■ Records supplied:

********************

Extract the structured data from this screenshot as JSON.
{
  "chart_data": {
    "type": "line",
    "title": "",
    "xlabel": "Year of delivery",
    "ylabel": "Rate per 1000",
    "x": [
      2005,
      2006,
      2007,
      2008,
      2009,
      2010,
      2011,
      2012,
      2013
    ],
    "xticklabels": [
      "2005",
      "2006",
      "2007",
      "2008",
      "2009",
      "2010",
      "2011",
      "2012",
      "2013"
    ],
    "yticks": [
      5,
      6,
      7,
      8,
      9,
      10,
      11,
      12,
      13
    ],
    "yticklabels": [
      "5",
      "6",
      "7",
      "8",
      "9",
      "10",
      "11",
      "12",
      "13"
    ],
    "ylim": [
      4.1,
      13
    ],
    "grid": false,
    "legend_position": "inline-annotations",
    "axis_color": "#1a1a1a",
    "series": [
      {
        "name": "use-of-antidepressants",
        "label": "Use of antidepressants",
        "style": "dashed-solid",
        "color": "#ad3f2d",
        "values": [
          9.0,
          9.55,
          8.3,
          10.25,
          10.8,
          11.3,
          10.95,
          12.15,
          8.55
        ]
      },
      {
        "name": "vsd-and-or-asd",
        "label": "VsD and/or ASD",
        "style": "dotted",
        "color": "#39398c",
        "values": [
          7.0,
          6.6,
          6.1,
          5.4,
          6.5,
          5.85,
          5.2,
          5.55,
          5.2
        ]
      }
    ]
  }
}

********************

■ Short problem:
Take the listing above and write it out again exactly.

■ Completed task:
Extract the structured data from this screenshot as JSON.
{
  "chart_data": {
    "type": "line",
    "title": "",
    "xlabel": "Year of delivery",
    "ylabel": "Rate per 1000",
    "x": [
      2005,
      2006,
      2007,
      2008,
      2009,
      2010,
      2011,
      2012,
      2013
    ],
    "xticklabels": [
      "2005",
      "2006",
      "2007",
      "2008",
      "2009",
      "2010",
      "2011",
      "2012",
      "2013"
    ],
    "yticks": [
      5,
      6,
      7,
      8,
      9,
      10,
      11,
      12,
      13
    ],
    "yticklabels": [
      "5",
      "6",
      "7",
      "8",
      "9",
      "10",
      "11",
      "12",
      "13"
    ],
    "ylim": [
      4.1,
      13
    ],
    "grid": false,
    "legend_position": "inline-annotations",
    "axis_color": "#1a1a1a",
    "series": [
      {
        "name": "use-of-antidepressants",
        "label": "Use of antidepressants",
        "style": "dashed-solid",
        "color": "#ad3f2d",
        "values": [
          9.0,
          9.55,
          8.3,
          10.25,
          10.8,
          11.3,
          10.95,
          12.15,
          8.55
        ]
      },
      {
        "name": "vsd-and-or-asd",
        "label": "VsD and/or ASD",
        "style": "dotted",
        "color": "#39398c",
        "values": [
          7.0,
          6.6,
          6.1,
          5.4,
          6.5,
          5.85,
          5.2,
          5.55,
          5.2
        ]
      }
    ]
  }
}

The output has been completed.